### Job:
Skip every picture and transcribe the remaining material exactly.

(Data items)
[Start]

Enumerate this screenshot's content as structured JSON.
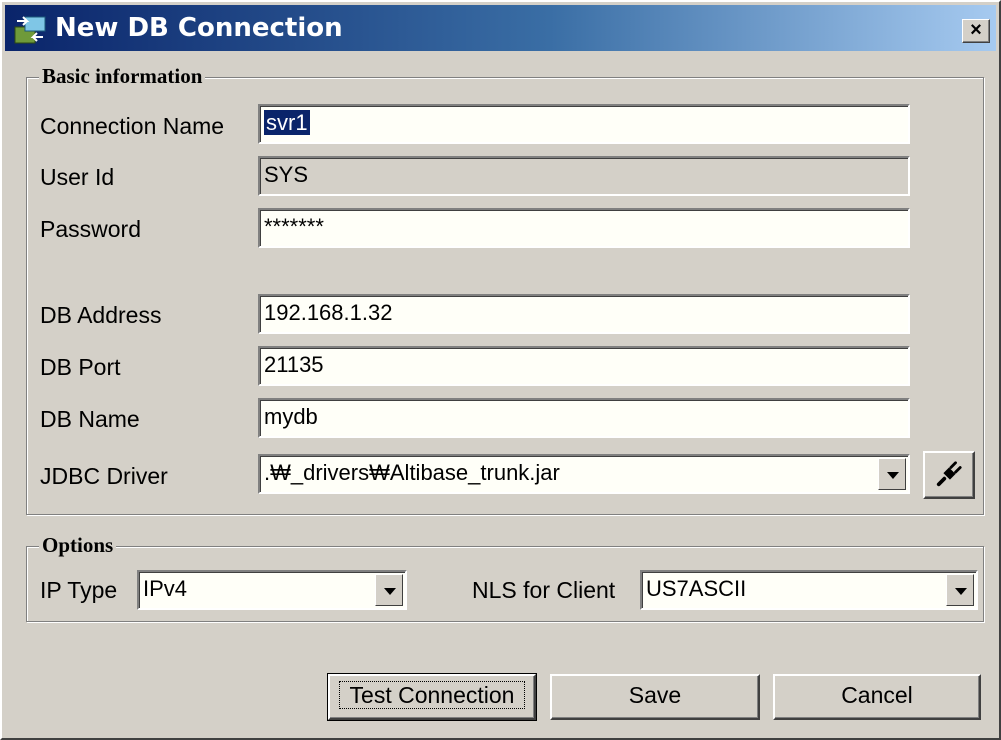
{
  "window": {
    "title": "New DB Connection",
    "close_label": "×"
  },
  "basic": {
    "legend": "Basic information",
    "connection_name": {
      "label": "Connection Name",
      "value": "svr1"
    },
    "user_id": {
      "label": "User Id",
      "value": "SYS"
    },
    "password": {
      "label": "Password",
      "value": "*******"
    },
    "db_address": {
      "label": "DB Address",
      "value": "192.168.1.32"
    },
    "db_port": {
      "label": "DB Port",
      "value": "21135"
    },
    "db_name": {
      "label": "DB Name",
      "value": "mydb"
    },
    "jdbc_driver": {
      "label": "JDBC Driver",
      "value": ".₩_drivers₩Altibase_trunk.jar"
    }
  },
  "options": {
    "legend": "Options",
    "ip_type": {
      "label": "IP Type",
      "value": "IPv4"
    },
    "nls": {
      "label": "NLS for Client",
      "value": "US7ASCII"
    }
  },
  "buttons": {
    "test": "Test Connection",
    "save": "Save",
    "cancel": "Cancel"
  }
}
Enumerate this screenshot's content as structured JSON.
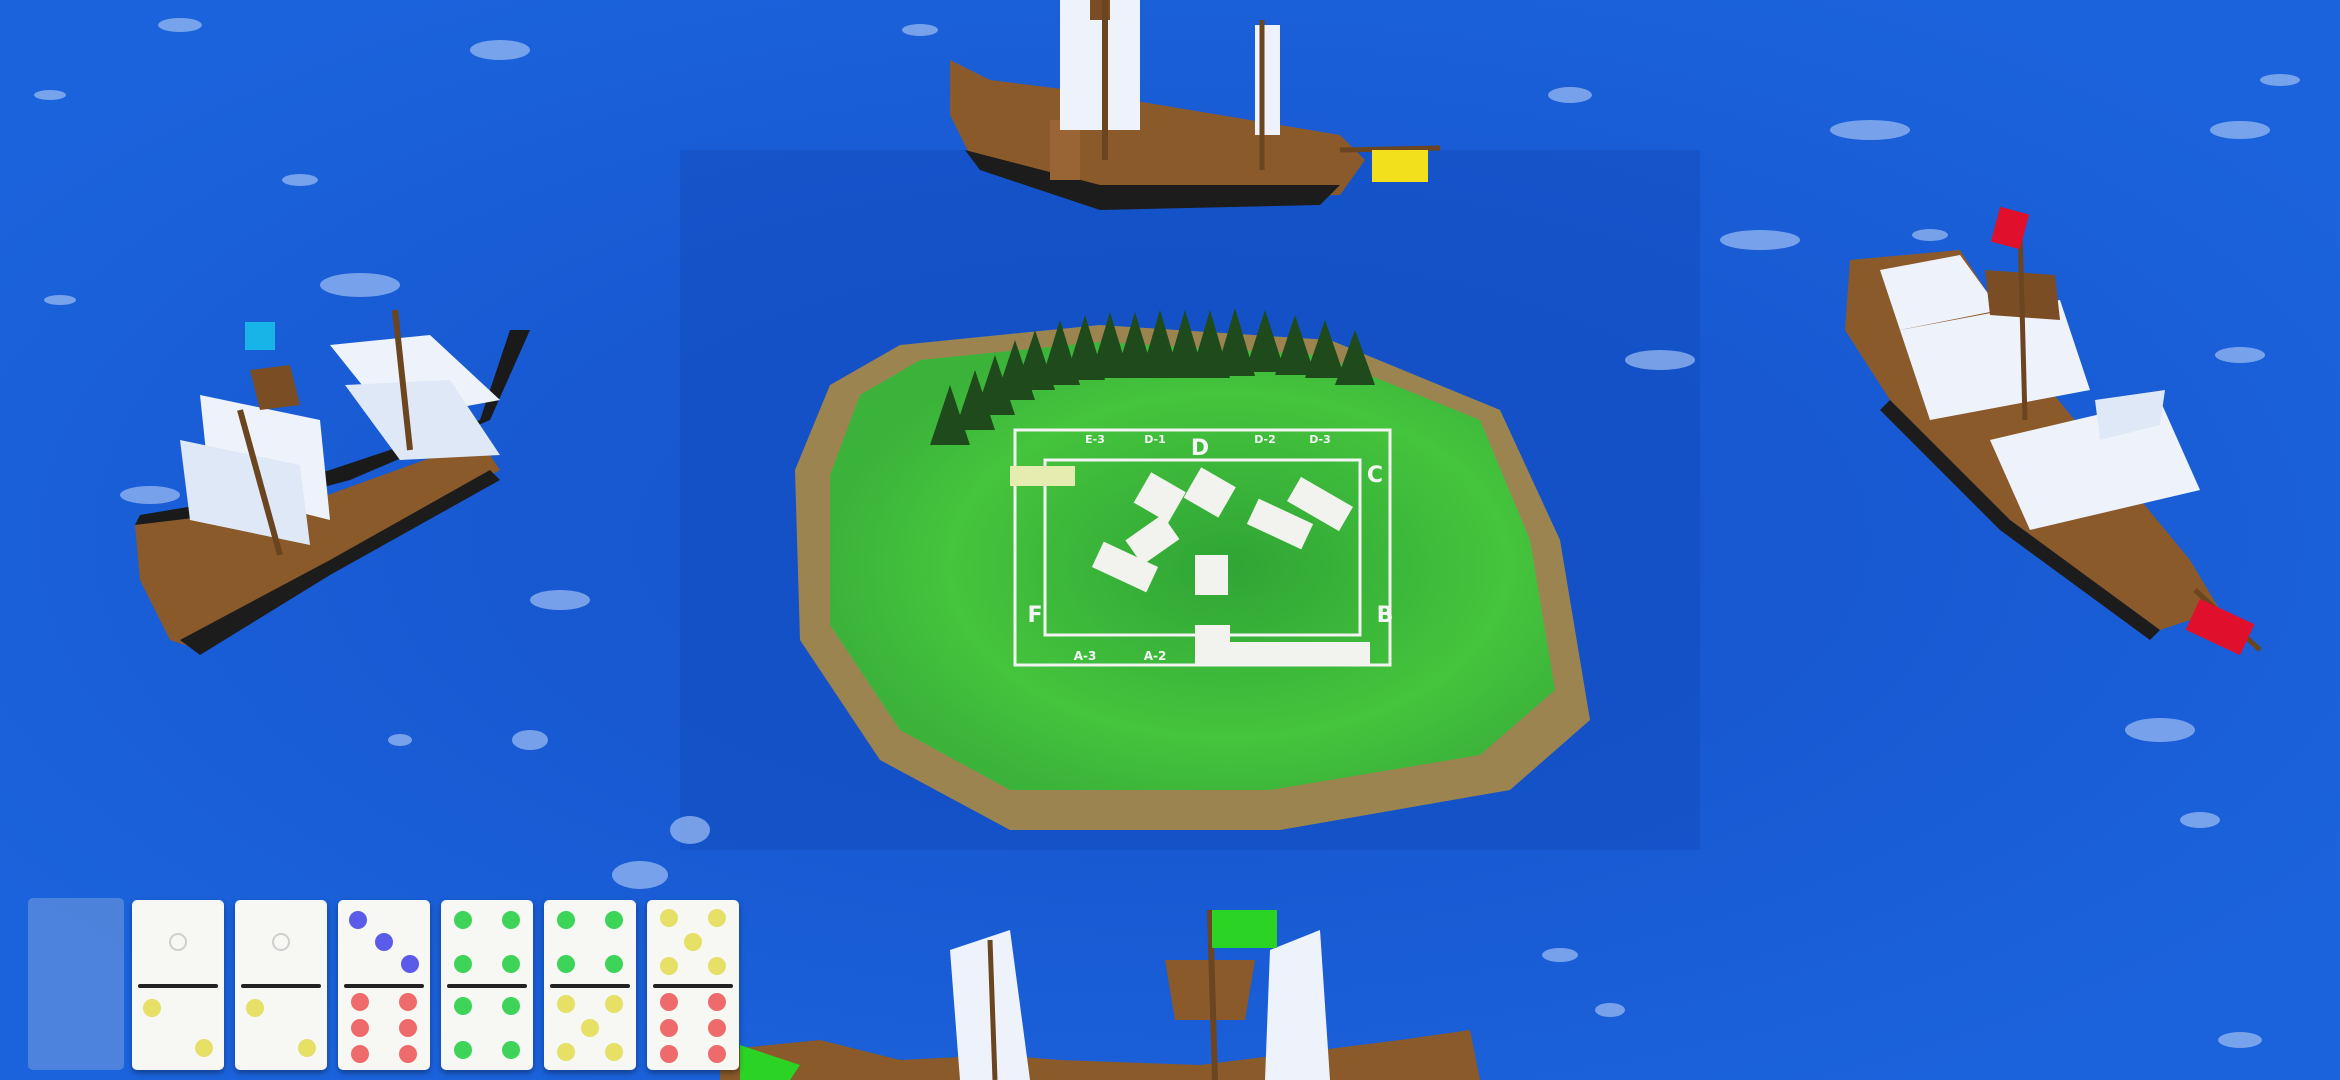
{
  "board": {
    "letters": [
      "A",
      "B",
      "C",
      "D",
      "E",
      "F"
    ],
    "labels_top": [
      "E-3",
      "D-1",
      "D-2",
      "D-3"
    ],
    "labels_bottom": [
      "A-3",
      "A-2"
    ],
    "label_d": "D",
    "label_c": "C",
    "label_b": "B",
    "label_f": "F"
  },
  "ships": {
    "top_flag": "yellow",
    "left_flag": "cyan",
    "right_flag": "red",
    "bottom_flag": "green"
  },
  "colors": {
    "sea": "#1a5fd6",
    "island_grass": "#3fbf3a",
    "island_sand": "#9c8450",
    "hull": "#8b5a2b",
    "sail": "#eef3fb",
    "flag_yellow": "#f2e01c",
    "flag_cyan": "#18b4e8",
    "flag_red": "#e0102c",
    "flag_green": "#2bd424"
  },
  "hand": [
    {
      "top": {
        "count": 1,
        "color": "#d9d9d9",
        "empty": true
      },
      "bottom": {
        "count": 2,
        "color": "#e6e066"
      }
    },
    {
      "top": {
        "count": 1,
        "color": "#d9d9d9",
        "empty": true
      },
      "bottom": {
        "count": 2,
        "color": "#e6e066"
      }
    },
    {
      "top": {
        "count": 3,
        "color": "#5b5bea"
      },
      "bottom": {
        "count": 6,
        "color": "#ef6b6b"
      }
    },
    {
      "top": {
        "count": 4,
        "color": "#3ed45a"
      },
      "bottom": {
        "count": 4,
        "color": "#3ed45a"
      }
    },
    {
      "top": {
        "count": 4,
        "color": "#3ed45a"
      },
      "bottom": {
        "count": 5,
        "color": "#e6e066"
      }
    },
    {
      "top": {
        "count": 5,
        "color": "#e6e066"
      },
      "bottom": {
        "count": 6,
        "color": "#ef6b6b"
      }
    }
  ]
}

[End]

### Completed task:
Enumerate this screenshot's content as structured JSON.
{
  "window": {
    "title": "New DB Connection",
    "close_label": "×"
  },
  "basic": {
    "legend": "Basic information",
    "connection_name": {
      "label": "Connection Name",
      "value": "svr1"
    },
    "user_id": {
      "label": "User Id",
      "value": "SYS"
    },
    "password": {
      "label": "Password",
      "value": "*******"
    },
    "db_address": {
      "label": "DB Address",
      "value": "192.168.1.32"
    },
    "db_port": {
      "label": "DB Port",
      "value": "21135"
    },
    "db_name": {
      "label": "DB Name",
      "value": "mydb"
    },
    "jdbc_driver": {
      "label": "JDBC Driver",
      "value": ".₩_drivers₩Altibase_trunk.jar"
    }
  },
  "options": {
    "legend": "Options",
    "ip_type": {
      "label": "IP Type",
      "value": "IPv4"
    },
    "nls": {
      "label": "NLS for Client",
      "value": "US7ASCII"
    }
  },
  "buttons": {
    "test": "Test Connection",
    "save": "Save",
    "cancel": "Cancel"
  }
}
Enumerate this screenshot's content as structured JSON.
{
  "board": {
    "letters": [
      "A",
      "B",
      "C",
      "D",
      "E",
      "F"
    ],
    "labels_top": [
      "E-3",
      "D-1",
      "D-2",
      "D-3"
    ],
    "labels_bottom": [
      "A-3",
      "A-2"
    ],
    "label_d": "D",
    "label_c": "C",
    "label_b": "B",
    "label_f": "F"
  },
  "ships": {
    "top_flag": "yellow",
    "left_flag": "cyan",
    "right_flag": "red",
    "bottom_flag": "green"
  },
  "colors": {
    "sea": "#1a5fd6",
    "island_grass": "#3fbf3a",
    "island_sand": "#9c8450",
    "hull": "#8b5a2b",
    "sail": "#eef3fb",
    "flag_yellow": "#f2e01c",
    "flag_cyan": "#18b4e8",
    "flag_red": "#e0102c",
    "flag_green": "#2bd424"
  },
  "hand": [
    {
      "top": {
        "count": 1,
        "color": "#d9d9d9",
        "empty": true
      },
      "bottom": {
        "count": 2,
        "color": "#e6e066"
      }
    },
    {
      "top": {
        "count": 1,
        "color": "#d9d9d9",
        "empty": true
      },
      "bottom": {
        "count": 2,
        "color": "#e6e066"
      }
    },
    {
      "top": {
        "count": 3,
        "color": "#5b5bea"
      },
      "bottom": {
        "count": 6,
        "color": "#ef6b6b"
      }
    },
    {
      "top": {
        "count": 4,
        "color": "#3ed45a"
      },
      "bottom": {
        "count": 4,
        "color": "#3ed45a"
      }
    },
    {
      "top": {
        "count": 4,
        "color": "#3ed45a"
      },
      "bottom": {
        "count": 5,
        "color": "#e6e066"
      }
    },
    {
      "top": {
        "count": 5,
        "color": "#e6e066"
      },
      "bottom": {
        "count": 6,
        "color": "#ef6b6b"
      }
    }
  ]
}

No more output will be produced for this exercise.